(Exercise directions)
The answer should be a single number: how many lines of the entries below hold the word "آقای".

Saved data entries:

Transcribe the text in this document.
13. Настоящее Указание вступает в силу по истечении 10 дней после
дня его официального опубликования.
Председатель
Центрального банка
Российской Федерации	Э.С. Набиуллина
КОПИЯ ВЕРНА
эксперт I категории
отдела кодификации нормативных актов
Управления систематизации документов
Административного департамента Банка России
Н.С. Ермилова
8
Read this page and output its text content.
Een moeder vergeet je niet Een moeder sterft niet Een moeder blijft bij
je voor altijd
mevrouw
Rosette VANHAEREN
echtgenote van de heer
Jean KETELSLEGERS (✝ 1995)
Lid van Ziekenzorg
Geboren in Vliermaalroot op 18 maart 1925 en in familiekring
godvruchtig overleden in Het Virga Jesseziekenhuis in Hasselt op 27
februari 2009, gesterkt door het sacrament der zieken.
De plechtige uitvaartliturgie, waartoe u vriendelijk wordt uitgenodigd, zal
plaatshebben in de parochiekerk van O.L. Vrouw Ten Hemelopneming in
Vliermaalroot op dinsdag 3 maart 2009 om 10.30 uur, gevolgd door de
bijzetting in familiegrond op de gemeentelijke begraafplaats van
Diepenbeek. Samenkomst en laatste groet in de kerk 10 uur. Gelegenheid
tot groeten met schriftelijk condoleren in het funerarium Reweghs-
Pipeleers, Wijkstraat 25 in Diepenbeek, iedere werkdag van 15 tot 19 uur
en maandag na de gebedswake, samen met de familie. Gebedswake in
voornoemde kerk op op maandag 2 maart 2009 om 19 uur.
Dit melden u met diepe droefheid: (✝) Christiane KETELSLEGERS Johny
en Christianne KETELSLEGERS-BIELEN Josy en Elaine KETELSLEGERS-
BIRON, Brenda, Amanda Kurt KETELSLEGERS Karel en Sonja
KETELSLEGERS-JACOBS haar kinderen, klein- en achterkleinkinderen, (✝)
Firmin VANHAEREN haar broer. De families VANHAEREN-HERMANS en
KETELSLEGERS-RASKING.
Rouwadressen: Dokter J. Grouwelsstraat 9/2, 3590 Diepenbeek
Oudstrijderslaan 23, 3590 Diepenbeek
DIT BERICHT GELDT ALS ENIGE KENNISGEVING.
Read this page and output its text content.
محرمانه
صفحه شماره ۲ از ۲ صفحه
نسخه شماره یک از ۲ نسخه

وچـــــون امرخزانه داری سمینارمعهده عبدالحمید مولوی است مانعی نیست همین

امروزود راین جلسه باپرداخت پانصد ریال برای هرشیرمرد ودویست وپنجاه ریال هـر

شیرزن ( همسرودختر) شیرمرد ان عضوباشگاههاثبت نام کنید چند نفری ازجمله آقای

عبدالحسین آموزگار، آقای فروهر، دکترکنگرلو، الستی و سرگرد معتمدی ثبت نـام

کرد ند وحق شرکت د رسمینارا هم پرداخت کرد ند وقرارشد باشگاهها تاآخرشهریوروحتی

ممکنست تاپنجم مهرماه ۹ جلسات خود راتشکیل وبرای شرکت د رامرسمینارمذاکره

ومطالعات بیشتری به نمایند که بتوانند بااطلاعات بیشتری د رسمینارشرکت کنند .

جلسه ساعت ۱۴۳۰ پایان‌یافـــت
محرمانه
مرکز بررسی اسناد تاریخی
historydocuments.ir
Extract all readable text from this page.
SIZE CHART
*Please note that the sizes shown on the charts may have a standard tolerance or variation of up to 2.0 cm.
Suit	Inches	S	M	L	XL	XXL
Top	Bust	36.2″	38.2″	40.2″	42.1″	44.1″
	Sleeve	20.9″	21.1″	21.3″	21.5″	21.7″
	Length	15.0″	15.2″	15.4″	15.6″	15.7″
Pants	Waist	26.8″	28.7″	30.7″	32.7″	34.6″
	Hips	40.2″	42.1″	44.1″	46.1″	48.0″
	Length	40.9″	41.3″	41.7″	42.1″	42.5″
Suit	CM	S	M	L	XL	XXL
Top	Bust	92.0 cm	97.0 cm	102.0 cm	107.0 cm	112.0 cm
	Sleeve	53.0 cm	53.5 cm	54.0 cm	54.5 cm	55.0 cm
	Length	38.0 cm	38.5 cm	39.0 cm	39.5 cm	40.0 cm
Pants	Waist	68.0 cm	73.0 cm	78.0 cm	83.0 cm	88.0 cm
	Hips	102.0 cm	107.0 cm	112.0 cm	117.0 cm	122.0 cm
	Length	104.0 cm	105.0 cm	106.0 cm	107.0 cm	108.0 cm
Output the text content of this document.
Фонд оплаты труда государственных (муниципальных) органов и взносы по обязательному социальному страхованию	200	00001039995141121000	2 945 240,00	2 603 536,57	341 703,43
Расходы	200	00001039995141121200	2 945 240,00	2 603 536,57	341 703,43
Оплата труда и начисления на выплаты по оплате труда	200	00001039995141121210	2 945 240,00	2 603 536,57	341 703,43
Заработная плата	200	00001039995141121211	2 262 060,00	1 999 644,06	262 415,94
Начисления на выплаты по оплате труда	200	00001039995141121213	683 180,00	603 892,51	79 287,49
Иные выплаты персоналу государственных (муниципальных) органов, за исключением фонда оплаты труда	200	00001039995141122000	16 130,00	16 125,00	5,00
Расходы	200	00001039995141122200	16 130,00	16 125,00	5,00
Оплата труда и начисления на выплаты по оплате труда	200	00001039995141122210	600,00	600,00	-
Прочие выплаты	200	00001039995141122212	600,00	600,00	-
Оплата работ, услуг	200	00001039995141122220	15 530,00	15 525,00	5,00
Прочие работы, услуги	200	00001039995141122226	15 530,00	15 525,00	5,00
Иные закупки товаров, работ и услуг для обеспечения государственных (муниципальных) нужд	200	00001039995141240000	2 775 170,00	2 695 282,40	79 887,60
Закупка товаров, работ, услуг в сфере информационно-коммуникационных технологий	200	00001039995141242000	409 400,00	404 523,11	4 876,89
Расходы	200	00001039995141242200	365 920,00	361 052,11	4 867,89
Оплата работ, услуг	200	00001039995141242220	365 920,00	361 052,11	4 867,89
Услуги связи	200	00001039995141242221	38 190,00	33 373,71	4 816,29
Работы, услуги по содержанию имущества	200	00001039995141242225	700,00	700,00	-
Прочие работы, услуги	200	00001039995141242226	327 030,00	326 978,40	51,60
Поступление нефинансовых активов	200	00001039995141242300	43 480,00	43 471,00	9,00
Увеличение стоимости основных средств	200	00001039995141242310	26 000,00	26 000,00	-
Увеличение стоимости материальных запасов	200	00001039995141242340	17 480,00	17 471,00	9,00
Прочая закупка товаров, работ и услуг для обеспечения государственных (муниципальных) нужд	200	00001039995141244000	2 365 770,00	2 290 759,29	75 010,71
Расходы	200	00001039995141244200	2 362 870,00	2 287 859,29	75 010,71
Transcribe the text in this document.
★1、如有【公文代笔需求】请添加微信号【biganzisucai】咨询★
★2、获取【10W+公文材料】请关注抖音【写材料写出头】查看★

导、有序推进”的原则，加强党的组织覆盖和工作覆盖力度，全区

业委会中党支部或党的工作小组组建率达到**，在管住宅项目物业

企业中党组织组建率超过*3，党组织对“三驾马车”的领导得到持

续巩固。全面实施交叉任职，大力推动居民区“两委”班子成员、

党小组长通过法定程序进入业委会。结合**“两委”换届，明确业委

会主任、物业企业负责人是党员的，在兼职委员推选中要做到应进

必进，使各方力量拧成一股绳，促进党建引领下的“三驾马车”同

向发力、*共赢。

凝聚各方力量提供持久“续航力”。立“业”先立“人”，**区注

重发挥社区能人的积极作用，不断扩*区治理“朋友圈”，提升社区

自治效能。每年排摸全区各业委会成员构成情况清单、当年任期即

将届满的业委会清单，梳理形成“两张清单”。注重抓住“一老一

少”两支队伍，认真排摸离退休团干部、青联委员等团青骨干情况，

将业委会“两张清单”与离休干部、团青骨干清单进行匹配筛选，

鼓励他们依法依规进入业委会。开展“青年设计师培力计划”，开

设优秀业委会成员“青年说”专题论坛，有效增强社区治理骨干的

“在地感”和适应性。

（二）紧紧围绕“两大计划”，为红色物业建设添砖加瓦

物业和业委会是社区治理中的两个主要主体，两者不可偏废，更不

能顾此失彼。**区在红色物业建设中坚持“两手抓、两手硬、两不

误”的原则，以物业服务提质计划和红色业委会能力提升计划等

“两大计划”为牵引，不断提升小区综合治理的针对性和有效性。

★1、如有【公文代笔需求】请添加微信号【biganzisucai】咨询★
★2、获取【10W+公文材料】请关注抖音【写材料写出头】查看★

(Finished answer)
2